- STATED TASK:
Scan the material and copy every line in which "ylabel" appears.

### DATASET CONTENT

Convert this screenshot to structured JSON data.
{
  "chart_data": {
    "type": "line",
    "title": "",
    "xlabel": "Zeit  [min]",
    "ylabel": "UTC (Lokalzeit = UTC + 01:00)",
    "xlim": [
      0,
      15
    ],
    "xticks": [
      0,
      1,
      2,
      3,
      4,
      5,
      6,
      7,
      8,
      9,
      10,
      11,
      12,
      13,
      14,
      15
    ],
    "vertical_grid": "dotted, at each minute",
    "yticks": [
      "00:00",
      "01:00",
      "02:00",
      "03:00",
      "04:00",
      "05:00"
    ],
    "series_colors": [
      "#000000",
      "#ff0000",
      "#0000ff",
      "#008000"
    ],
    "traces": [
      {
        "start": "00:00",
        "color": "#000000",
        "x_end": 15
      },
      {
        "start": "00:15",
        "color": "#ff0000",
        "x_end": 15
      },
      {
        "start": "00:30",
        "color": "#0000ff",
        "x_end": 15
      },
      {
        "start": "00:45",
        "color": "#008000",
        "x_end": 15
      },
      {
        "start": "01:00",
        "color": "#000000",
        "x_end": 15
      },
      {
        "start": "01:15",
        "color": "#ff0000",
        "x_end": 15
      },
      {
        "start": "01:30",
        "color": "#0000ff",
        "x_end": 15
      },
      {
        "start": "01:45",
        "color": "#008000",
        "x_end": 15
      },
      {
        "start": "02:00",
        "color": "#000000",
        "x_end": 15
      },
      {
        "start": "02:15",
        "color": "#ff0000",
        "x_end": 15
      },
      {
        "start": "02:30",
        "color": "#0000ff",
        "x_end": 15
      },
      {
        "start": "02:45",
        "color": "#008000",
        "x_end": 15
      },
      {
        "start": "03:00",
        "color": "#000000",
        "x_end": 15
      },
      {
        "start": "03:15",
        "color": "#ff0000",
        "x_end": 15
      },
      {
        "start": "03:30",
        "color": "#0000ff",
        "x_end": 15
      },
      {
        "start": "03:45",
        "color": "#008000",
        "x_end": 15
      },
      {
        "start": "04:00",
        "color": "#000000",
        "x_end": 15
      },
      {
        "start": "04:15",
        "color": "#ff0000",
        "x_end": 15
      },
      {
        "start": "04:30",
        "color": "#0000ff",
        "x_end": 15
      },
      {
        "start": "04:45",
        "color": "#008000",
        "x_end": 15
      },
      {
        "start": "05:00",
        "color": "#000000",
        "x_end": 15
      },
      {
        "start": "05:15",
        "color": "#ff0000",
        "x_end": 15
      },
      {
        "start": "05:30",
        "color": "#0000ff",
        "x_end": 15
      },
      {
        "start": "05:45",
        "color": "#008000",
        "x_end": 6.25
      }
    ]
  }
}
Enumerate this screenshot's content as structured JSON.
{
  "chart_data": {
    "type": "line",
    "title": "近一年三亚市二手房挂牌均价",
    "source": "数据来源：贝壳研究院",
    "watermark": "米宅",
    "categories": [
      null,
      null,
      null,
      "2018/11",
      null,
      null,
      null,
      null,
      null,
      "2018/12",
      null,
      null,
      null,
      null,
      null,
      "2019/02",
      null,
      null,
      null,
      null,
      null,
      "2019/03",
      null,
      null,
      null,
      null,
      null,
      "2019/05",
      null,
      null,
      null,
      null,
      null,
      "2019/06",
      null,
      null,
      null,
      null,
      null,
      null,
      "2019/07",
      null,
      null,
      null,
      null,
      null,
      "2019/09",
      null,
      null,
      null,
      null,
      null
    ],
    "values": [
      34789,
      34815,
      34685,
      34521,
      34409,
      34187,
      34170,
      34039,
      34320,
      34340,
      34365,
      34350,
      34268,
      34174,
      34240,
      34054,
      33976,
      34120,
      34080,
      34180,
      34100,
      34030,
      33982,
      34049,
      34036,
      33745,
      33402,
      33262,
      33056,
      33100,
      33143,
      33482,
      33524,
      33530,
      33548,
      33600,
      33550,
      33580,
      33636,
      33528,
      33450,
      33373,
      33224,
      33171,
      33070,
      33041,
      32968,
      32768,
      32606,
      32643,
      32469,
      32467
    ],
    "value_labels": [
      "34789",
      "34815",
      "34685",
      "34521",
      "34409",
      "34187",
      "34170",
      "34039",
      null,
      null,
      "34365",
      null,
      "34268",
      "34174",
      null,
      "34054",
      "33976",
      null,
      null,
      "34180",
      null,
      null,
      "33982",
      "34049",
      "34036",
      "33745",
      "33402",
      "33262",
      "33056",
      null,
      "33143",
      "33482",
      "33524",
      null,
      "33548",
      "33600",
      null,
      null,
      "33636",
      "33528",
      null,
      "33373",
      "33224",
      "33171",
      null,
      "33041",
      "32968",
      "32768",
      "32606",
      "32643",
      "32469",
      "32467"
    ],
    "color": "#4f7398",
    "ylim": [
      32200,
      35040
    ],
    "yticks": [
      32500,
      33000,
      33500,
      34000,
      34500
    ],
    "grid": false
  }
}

######
### DATASET CONTENT

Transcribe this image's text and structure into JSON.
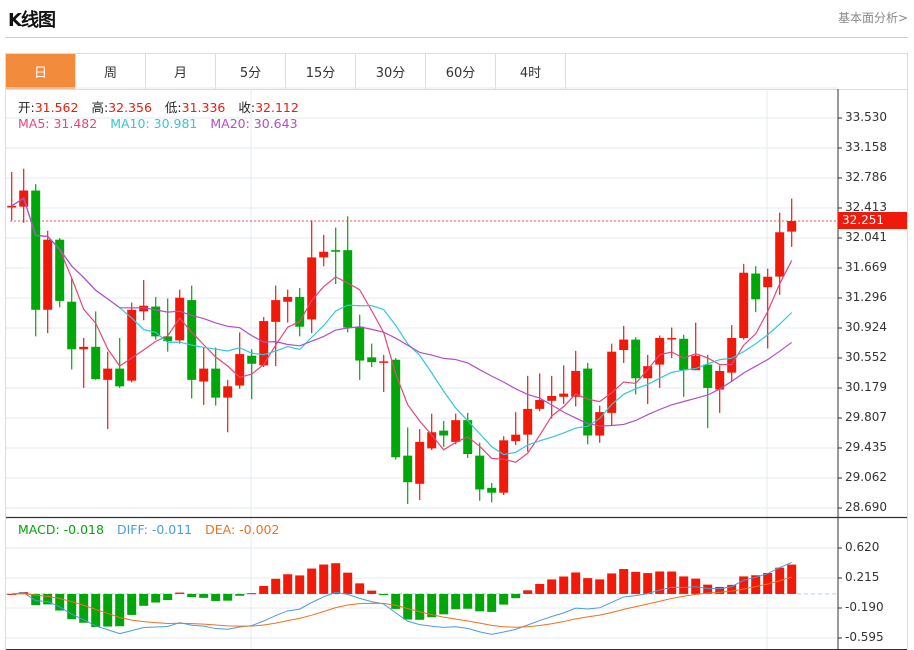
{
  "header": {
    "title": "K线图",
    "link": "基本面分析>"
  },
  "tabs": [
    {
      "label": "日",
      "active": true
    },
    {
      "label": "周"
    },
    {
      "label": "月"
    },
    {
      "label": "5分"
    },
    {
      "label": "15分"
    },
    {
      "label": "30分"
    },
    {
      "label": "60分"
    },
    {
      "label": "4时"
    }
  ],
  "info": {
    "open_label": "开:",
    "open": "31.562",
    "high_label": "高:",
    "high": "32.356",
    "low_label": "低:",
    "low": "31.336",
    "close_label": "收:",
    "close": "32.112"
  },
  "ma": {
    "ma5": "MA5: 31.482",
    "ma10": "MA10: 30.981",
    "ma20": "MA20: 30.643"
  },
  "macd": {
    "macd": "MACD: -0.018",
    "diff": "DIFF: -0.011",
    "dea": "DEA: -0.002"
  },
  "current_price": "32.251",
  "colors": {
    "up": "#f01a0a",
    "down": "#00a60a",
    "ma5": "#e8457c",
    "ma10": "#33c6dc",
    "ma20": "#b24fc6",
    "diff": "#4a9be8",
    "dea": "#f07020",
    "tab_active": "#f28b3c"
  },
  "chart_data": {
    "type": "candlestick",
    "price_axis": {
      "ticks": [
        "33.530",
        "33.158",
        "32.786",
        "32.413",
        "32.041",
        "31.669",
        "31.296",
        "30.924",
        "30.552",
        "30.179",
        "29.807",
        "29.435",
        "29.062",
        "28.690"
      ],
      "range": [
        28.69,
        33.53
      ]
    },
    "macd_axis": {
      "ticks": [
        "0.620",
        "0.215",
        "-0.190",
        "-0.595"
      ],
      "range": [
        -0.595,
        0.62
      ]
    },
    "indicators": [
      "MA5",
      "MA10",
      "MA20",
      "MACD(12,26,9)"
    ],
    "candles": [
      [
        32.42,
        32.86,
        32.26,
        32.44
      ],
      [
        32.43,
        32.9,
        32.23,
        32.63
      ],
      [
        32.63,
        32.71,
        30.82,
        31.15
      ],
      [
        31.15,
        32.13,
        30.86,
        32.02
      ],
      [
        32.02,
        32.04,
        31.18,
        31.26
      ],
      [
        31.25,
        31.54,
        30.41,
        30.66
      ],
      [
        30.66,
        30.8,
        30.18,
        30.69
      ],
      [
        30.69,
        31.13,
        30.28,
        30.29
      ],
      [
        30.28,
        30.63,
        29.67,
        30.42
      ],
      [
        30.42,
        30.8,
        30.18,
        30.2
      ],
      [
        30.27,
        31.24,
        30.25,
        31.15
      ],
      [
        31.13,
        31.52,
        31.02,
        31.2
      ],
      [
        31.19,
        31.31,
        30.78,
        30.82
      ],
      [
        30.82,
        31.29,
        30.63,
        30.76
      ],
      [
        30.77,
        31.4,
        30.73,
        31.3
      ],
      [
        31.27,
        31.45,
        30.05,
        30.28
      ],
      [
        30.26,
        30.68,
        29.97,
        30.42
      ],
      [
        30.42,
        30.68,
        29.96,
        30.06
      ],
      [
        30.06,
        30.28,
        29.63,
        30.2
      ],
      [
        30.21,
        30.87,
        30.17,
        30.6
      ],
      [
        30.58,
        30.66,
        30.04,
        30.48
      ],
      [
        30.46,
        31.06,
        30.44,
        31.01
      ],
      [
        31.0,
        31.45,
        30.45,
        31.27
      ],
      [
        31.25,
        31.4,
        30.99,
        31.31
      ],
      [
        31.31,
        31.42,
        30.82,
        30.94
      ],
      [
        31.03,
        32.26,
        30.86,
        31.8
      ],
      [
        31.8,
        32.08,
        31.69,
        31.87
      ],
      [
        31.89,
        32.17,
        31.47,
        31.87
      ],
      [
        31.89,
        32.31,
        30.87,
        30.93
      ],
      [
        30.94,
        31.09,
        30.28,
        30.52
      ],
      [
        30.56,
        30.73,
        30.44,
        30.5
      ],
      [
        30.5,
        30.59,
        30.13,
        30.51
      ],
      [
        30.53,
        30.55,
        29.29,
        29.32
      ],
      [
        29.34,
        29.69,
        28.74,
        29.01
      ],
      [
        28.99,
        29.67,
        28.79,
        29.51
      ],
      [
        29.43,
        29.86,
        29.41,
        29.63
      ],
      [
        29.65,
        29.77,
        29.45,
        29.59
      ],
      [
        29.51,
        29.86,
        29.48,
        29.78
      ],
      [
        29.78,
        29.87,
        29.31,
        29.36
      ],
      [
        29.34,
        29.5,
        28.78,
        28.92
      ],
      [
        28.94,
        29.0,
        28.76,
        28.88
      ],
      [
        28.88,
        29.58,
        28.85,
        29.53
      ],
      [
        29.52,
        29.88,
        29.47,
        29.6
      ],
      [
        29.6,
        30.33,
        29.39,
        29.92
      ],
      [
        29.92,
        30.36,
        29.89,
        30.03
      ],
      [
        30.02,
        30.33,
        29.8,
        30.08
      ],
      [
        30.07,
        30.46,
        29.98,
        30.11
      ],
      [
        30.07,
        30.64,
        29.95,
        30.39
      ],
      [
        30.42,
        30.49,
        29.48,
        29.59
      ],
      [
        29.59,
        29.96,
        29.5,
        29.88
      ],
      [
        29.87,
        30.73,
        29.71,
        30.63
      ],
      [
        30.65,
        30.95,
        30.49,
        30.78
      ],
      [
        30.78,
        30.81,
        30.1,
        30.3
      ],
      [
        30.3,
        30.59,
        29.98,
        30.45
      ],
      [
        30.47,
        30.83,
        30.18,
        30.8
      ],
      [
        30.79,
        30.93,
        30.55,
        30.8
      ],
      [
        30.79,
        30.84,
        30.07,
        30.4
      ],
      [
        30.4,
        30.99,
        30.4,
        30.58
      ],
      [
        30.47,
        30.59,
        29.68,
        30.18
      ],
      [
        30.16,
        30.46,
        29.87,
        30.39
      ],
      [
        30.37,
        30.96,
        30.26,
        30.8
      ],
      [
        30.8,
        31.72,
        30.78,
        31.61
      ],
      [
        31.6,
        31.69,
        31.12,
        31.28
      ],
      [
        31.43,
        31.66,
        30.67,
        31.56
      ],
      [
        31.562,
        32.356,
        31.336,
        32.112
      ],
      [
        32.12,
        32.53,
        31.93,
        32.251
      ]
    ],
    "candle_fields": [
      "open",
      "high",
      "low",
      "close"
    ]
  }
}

######
### DATASET CONTENT

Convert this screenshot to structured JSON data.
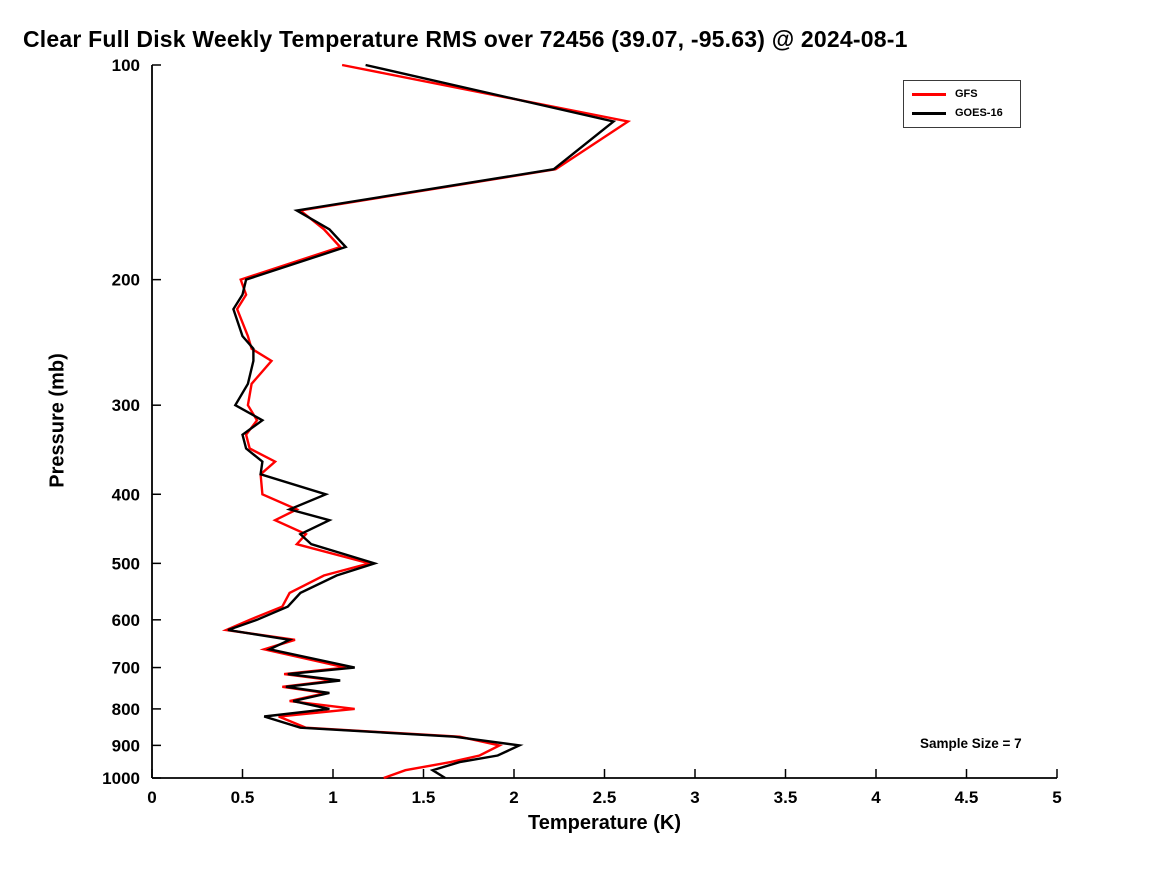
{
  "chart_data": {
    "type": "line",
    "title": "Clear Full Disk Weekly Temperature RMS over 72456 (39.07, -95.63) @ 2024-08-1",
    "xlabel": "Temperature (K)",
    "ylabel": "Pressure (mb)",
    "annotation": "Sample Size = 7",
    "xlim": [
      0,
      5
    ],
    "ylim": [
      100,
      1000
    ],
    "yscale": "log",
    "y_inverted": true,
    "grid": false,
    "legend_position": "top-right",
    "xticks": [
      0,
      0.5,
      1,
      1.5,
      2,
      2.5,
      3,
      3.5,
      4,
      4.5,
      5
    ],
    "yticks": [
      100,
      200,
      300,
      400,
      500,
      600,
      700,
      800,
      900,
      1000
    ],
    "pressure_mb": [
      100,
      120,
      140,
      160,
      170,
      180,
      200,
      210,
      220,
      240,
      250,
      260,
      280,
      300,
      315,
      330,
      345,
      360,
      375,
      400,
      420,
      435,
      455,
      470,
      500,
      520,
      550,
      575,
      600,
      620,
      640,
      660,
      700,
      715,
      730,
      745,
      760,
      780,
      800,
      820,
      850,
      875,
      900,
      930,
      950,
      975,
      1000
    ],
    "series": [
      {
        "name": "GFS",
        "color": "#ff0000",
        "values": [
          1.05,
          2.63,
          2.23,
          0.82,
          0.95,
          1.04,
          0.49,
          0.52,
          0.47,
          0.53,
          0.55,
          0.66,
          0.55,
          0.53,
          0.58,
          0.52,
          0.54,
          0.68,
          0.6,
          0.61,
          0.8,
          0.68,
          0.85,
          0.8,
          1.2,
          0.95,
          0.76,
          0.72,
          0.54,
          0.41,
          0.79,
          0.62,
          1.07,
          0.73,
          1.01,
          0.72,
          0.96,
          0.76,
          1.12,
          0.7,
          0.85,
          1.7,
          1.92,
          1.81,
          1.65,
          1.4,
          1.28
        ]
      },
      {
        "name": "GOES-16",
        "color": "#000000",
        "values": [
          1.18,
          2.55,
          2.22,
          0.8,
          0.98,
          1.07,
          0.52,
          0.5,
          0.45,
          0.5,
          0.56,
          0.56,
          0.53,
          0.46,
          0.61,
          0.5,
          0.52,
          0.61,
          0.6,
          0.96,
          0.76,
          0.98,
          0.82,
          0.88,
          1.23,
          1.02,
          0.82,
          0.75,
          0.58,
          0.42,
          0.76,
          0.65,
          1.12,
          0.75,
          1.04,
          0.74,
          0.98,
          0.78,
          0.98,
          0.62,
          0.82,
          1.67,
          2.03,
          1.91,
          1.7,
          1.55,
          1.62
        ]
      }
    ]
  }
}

######

- RESPONSE TO THE EXERCISE:
    "ylabel": "UTC (Lokalzeit = UTC + 01:00)",
    "ylabel": "Pressure (mb)",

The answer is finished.